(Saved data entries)
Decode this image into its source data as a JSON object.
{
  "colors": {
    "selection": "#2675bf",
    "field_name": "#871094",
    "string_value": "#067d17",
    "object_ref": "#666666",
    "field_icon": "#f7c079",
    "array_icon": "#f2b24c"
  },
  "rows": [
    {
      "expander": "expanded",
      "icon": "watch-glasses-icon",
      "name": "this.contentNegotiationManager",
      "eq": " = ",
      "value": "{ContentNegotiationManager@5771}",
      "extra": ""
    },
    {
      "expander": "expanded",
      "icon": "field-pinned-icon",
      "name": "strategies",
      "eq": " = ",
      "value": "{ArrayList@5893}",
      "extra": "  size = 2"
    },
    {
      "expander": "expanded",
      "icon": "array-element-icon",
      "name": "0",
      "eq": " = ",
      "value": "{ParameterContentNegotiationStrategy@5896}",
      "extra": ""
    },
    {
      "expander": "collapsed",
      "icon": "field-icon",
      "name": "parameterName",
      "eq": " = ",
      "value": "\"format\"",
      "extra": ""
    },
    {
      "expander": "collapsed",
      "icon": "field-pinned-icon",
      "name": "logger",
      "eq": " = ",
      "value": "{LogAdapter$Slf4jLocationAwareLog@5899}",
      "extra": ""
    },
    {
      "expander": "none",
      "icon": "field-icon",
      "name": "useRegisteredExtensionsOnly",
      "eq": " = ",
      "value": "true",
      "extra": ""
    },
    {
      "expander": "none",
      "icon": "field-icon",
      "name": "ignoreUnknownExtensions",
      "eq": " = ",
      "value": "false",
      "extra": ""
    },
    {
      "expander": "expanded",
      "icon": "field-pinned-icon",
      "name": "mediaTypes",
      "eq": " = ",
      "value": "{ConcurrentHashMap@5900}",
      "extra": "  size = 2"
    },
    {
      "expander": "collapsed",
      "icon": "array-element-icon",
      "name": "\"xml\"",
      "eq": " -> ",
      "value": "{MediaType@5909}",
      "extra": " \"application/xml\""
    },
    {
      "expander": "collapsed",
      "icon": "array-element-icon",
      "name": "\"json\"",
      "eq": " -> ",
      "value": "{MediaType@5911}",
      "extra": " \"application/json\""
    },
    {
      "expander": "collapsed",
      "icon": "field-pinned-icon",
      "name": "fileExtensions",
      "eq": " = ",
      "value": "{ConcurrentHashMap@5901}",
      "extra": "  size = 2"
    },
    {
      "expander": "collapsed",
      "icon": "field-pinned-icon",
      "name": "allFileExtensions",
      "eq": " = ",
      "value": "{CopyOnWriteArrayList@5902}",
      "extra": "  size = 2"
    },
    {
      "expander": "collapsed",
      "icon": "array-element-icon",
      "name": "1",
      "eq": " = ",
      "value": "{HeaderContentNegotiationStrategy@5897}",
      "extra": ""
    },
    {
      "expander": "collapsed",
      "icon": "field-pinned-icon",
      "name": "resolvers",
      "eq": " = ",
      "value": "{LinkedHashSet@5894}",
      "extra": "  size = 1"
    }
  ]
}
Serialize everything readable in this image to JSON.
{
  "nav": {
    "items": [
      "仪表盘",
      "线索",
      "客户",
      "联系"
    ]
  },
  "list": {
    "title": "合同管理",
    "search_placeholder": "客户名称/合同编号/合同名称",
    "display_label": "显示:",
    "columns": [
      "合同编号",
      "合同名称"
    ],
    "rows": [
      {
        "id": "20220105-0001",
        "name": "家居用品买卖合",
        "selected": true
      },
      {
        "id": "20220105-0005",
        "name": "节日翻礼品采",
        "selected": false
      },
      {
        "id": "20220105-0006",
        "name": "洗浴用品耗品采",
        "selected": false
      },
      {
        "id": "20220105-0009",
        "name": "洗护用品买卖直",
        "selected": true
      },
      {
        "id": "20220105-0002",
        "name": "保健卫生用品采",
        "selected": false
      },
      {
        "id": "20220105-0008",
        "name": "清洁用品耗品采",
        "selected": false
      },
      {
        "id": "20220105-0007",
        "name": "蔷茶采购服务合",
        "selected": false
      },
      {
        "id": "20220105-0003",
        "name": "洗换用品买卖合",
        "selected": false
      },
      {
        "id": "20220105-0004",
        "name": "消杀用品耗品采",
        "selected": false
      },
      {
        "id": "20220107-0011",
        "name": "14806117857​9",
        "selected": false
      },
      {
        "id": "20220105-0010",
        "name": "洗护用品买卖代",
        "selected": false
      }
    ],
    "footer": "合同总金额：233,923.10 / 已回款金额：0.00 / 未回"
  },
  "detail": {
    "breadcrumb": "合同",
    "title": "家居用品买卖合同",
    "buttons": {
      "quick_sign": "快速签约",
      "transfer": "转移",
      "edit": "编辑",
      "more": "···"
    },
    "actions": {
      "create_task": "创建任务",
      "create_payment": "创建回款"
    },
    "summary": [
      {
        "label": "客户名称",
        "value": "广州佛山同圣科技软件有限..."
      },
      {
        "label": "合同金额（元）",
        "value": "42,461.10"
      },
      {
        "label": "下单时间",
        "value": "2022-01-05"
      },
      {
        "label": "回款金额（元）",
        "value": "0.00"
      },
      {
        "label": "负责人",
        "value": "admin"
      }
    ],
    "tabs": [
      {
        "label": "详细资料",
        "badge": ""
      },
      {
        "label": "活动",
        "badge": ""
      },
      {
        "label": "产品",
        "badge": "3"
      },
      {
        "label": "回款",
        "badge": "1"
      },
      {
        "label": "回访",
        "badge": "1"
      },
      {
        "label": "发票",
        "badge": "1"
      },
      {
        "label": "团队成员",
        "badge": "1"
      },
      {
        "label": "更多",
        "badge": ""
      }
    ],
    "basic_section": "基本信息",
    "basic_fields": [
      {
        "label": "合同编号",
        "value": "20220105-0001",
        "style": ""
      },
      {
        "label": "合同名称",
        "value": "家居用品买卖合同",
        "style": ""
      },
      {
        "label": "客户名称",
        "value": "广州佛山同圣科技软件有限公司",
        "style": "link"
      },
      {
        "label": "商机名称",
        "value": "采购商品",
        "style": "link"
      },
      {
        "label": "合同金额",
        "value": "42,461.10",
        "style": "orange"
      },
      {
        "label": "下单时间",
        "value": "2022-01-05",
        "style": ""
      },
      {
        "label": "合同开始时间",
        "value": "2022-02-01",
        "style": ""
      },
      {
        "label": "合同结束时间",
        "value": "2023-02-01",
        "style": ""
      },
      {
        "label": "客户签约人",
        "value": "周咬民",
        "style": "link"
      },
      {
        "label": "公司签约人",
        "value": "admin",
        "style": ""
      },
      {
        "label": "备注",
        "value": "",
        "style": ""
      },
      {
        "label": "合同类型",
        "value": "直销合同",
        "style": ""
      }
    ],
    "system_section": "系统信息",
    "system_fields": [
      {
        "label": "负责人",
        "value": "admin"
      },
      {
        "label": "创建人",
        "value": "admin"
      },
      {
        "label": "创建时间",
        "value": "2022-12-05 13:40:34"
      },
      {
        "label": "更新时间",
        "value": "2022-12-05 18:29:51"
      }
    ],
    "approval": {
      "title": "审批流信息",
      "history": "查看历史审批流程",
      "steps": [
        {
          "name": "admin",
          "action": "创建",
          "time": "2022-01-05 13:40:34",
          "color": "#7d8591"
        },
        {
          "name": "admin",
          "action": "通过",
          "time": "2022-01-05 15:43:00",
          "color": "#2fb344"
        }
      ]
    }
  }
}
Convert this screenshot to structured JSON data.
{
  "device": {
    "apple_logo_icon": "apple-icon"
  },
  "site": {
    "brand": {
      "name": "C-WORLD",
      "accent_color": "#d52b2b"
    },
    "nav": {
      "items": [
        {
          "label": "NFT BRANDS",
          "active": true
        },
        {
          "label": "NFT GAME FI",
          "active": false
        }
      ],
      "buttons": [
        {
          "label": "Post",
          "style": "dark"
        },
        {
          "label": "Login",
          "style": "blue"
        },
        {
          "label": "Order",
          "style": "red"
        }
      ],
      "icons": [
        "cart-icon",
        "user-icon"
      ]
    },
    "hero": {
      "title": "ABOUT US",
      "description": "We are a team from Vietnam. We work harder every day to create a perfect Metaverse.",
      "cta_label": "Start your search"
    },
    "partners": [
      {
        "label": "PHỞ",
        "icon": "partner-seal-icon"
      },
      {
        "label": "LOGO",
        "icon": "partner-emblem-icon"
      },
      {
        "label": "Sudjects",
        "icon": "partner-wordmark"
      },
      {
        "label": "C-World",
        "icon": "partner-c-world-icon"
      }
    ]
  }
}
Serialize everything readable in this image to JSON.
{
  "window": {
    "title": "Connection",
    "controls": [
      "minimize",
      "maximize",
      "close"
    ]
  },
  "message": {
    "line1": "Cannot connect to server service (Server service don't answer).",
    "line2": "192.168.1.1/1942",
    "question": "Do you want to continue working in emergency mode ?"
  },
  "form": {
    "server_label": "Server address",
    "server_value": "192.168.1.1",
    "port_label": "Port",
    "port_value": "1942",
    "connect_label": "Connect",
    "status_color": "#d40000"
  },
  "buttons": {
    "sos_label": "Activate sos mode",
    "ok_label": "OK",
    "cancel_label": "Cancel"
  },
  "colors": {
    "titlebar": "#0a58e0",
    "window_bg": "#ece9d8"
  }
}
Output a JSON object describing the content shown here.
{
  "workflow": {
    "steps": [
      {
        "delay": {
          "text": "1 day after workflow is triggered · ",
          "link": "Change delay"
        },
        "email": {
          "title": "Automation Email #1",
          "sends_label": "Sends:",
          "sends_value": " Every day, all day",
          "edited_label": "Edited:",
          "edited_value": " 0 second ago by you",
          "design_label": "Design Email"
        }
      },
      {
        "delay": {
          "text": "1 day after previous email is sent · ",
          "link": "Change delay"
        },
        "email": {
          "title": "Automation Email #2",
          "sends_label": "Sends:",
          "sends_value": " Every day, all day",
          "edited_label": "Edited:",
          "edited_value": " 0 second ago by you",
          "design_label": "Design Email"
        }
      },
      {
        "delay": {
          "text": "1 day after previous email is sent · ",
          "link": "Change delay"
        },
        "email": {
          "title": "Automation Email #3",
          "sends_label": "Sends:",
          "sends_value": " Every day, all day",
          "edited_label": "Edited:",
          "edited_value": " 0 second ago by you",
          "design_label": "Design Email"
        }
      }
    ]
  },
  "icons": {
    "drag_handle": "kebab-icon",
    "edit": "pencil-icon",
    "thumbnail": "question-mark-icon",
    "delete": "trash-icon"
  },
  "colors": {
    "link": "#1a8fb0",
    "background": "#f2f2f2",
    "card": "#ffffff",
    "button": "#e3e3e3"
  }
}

## [Requirement]
Lines from the one containing "Output a JSON" through the final line are to be given again verbatim, with nothing before or after.

## [The solution]
Output a JSON object describing the content shown here.
{
  "workflow": {
    "steps": [
      {
        "delay": {
          "text": "1 day after workflow is triggered · ",
          "link": "Change delay"
        },
        "email": {
          "title": "Automation Email #1",
          "sends_label": "Sends:",
          "sends_value": " Every day, all day",
          "edited_label": "Edited:",
          "edited_value": " 0 second ago by you",
          "design_label": "Design Email"
        }
      },
      {
        "delay": {
          "text": "1 day after previous email is sent · ",
          "link": "Change delay"
        },
        "email": {
          "title": "Automation Email #2",
          "sends_label": "Sends:",
          "sends_value": " Every day, all day",
          "edited_label": "Edited:",
          "edited_value": " 0 second ago by you",
          "design_label": "Design Email"
        }
      },
      {
        "delay": {
          "text": "1 day after previous email is sent · ",
          "link": "Change delay"
        },
        "email": {
          "title": "Automation Email #3",
          "sends_label": "Sends:",
          "sends_value": " Every day, all day",
          "edited_label": "Edited:",
          "edited_value": " 0 second ago by you",
          "design_label": "Design Email"
        }
      }
    ]
  },
  "icons": {
    "drag_handle": "kebab-icon",
    "edit": "pencil-icon",
    "thumbnail": "question-mark-icon",
    "delete": "trash-icon"
  },
  "colors": {
    "link": "#1a8fb0",
    "background": "#f2f2f2",
    "card": "#ffffff",
    "button": "#e3e3e3"
  }
}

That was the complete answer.